Stored records

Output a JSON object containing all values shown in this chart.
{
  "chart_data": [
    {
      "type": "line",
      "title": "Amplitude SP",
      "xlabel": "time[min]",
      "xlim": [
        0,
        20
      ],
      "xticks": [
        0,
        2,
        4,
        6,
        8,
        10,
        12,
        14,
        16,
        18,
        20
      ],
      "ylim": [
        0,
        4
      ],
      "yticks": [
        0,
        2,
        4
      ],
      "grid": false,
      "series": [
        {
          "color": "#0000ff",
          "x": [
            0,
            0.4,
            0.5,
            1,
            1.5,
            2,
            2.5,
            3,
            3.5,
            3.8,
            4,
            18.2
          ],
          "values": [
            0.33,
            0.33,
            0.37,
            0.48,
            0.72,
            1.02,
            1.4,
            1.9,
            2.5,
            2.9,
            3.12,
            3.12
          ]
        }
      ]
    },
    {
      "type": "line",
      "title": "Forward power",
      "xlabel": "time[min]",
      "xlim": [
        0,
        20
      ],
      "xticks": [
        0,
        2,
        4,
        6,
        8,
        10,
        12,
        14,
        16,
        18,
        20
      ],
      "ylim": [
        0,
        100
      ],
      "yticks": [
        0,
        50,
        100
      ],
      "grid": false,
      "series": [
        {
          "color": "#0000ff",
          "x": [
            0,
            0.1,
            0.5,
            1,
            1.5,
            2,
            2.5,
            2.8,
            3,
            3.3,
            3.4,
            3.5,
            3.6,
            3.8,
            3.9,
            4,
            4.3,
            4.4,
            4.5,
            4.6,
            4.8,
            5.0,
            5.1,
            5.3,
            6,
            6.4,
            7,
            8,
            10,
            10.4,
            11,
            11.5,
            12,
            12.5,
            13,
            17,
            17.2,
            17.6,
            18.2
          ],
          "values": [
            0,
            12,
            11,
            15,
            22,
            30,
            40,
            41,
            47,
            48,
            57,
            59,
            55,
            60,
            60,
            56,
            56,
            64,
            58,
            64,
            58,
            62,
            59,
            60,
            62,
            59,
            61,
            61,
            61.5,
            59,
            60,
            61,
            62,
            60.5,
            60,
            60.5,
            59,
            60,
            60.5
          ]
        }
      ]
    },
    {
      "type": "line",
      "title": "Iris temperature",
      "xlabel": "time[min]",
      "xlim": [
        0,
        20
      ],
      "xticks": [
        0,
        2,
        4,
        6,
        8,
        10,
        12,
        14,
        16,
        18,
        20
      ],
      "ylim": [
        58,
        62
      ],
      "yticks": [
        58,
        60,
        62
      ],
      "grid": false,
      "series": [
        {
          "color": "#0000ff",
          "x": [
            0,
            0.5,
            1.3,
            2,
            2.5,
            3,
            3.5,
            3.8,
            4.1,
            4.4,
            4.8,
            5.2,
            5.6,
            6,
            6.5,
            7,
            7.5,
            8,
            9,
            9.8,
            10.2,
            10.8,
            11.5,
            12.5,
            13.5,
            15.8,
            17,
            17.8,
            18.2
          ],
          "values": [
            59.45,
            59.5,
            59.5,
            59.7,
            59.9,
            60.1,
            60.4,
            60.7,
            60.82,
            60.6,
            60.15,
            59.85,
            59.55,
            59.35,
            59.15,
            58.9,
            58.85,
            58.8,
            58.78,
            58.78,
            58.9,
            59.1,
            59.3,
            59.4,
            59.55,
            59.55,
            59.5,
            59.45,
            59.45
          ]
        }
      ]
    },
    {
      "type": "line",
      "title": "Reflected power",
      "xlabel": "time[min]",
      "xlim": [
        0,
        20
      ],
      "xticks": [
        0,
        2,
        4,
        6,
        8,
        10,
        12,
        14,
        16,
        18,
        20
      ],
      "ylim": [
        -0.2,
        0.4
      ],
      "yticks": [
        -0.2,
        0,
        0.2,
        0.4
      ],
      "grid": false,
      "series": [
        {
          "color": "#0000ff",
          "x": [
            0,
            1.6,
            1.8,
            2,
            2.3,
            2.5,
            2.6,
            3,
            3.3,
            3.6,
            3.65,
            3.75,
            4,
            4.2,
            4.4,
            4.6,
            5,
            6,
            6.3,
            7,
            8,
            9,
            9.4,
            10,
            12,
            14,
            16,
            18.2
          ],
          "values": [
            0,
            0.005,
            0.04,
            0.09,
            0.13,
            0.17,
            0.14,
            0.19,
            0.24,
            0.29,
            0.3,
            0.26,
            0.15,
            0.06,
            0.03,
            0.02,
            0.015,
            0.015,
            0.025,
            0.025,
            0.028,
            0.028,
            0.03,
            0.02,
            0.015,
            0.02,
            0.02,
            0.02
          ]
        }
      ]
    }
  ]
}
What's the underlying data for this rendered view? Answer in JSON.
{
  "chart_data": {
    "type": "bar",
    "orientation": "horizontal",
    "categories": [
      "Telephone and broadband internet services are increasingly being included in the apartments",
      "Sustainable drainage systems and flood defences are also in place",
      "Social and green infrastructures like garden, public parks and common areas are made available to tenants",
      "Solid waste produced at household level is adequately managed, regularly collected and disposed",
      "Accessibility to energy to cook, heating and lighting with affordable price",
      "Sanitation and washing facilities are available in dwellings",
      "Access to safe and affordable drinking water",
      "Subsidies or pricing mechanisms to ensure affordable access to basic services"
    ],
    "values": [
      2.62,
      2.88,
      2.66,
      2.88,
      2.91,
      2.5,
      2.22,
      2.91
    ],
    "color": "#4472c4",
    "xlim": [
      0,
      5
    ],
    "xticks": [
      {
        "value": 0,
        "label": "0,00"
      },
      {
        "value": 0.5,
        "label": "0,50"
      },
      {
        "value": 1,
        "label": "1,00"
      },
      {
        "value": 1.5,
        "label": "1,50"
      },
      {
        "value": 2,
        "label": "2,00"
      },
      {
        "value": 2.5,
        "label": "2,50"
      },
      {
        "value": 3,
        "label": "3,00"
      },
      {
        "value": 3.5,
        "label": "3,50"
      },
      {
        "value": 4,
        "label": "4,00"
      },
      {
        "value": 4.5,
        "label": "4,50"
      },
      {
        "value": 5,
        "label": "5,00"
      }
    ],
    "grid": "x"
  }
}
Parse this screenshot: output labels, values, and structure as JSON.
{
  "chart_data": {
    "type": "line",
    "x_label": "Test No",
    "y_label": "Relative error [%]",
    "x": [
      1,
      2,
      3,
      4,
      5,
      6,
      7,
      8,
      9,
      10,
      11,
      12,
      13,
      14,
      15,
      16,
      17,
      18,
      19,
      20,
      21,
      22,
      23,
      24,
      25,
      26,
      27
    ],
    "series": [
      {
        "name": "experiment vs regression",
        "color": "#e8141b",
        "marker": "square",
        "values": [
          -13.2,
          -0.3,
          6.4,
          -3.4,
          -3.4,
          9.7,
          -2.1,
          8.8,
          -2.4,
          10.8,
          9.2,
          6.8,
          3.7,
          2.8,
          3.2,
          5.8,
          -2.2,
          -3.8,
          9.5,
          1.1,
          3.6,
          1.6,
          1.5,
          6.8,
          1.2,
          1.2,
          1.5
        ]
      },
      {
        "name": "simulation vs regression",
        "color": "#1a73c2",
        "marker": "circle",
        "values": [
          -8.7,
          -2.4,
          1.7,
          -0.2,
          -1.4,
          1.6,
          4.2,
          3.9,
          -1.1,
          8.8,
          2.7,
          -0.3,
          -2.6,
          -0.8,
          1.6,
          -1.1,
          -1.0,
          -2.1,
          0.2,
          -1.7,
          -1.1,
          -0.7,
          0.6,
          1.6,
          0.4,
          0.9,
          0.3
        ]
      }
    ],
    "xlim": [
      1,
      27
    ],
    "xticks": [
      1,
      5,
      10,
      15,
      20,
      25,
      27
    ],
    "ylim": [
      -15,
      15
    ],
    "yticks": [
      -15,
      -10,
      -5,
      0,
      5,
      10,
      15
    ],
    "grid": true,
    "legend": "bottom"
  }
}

Stated task
Retype nothing except the lines from the line holding "Parse this screenshot: output" through the last line of the entries, both included.

Complete response
Parse this screenshot: output labels, values, and structure as JSON.
{
  "chart_data": {
    "type": "line",
    "x_label": "Test No",
    "y_label": "Relative error [%]",
    "x": [
      1,
      2,
      3,
      4,
      5,
      6,
      7,
      8,
      9,
      10,
      11,
      12,
      13,
      14,
      15,
      16,
      17,
      18,
      19,
      20,
      21,
      22,
      23,
      24,
      25,
      26,
      27
    ],
    "series": [
      {
        "name": "experiment vs regression",
        "color": "#e8141b",
        "marker": "square",
        "values": [
          -13.2,
          -0.3,
          6.4,
          -3.4,
          -3.4,
          9.7,
          -2.1,
          8.8,
          -2.4,
          10.8,
          9.2,
          6.8,
          3.7,
          2.8,
          3.2,
          5.8,
          -2.2,
          -3.8,
          9.5,
          1.1,
          3.6,
          1.6,
          1.5,
          6.8,
          1.2,
          1.2,
          1.5
        ]
      },
      {
        "name": "simulation vs regression",
        "color": "#1a73c2",
        "marker": "circle",
        "values": [
          -8.7,
          -2.4,
          1.7,
          -0.2,
          -1.4,
          1.6,
          4.2,
          3.9,
          -1.1,
          8.8,
          2.7,
          -0.3,
          -2.6,
          -0.8,
          1.6,
          -1.1,
          -1.0,
          -2.1,
          0.2,
          -1.7,
          -1.1,
          -0.7,
          0.6,
          1.6,
          0.4,
          0.9,
          0.3
        ]
      }
    ],
    "xlim": [
      1,
      27
    ],
    "xticks": [
      1,
      5,
      10,
      15,
      20,
      25,
      27
    ],
    "ylim": [
      -15,
      15
    ],
    "yticks": [
      -15,
      -10,
      -5,
      0,
      5,
      10,
      15
    ],
    "grid": true,
    "legend": "bottom"
  }
}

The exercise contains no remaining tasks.